Data records
====================
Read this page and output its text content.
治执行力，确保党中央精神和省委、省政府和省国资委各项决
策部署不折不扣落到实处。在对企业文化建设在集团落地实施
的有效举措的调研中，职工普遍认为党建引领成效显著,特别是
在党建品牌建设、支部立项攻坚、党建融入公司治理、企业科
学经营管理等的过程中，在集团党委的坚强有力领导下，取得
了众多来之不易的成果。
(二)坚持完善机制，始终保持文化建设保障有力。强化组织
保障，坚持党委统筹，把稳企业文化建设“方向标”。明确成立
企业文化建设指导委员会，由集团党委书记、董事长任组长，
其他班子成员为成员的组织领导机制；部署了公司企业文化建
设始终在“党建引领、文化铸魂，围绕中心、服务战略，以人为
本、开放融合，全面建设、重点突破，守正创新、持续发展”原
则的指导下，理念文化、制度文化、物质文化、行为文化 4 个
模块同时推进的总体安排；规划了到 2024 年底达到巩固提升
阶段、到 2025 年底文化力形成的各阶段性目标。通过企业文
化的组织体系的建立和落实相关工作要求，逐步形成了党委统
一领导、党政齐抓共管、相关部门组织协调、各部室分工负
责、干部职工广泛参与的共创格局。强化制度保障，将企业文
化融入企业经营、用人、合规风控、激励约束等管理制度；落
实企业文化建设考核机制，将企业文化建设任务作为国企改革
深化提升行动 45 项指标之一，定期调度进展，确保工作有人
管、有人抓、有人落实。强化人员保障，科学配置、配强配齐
====================
== Objective ==
Type the whole listing again, unaltered.

== Solution below ==
Read this page and output its text content.
治执行力，确保党中央精神和省委、省政府和省国资委各项决
策部署不折不扣落到实处。在对企业文化建设在集团落地实施
的有效举措的调研中，职工普遍认为党建引领成效显著,特别是
在党建品牌建设、支部立项攻坚、党建融入公司治理、企业科
学经营管理等的过程中，在集团党委的坚强有力领导下，取得
了众多来之不易的成果。
(二)坚持完善机制，始终保持文化建设保障有力。强化组织
保障，坚持党委统筹，把稳企业文化建设“方向标”。明确成立
企业文化建设指导委员会，由集团党委书记、董事长任组长，
其他班子成员为成员的组织领导机制；部署了公司企业文化建
设始终在“党建引领、文化铸魂，围绕中心、服务战略，以人为
本、开放融合，全面建设、重点突破，守正创新、持续发展”原
则的指导下，理念文化、制度文化、物质文化、行为文化 4 个
模块同时推进的总体安排；规划了到 2024 年底达到巩固提升
阶段、到 2025 年底文化力形成的各阶段性目标。通过企业文
化的组织体系的建立和落实相关工作要求，逐步形成了党委统
一领导、党政齐抓共管、相关部门组织协调、各部室分工负
责、干部职工广泛参与的共创格局。强化制度保障，将企业文
化融入企业经营、用人、合规风控、激励约束等管理制度；落
实企业文化建设考核机制，将企业文化建设任务作为国企改革
深化提升行动 45 项指标之一，定期调度进展，确保工作有人
管、有人抓、有人落实。强化人员保障，科学配置、配强配齐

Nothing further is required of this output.